== Material shown ==
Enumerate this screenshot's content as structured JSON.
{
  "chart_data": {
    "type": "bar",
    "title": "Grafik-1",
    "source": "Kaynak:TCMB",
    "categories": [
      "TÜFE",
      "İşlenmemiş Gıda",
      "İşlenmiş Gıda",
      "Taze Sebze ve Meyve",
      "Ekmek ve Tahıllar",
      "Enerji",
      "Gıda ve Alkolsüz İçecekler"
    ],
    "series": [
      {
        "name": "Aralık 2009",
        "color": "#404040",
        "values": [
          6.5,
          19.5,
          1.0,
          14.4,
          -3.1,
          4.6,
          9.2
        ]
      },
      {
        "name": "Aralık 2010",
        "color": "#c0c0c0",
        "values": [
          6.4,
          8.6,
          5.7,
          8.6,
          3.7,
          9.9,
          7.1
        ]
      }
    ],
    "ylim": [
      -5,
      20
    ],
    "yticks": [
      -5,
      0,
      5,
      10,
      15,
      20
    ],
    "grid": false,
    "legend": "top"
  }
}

== Required work ==
Repeat the material above exactly.

== Task response ==
Enumerate this screenshot's content as structured JSON.
{
  "chart_data": {
    "type": "bar",
    "title": "Grafik-1",
    "source": "Kaynak:TCMB",
    "categories": [
      "TÜFE",
      "İşlenmemiş Gıda",
      "İşlenmiş Gıda",
      "Taze Sebze ve Meyve",
      "Ekmek ve Tahıllar",
      "Enerji",
      "Gıda ve Alkolsüz İçecekler"
    ],
    "series": [
      {
        "name": "Aralık 2009",
        "color": "#404040",
        "values": [
          6.5,
          19.5,
          1.0,
          14.4,
          -3.1,
          4.6,
          9.2
        ]
      },
      {
        "name": "Aralık 2010",
        "color": "#c0c0c0",
        "values": [
          6.4,
          8.6,
          5.7,
          8.6,
          3.7,
          9.9,
          7.1
        ]
      }
    ],
    "ylim": [
      -5,
      20
    ],
    "yticks": [
      -5,
      0,
      5,
      10,
      15,
      20
    ],
    "grid": false,
    "legend": "top"
  }
}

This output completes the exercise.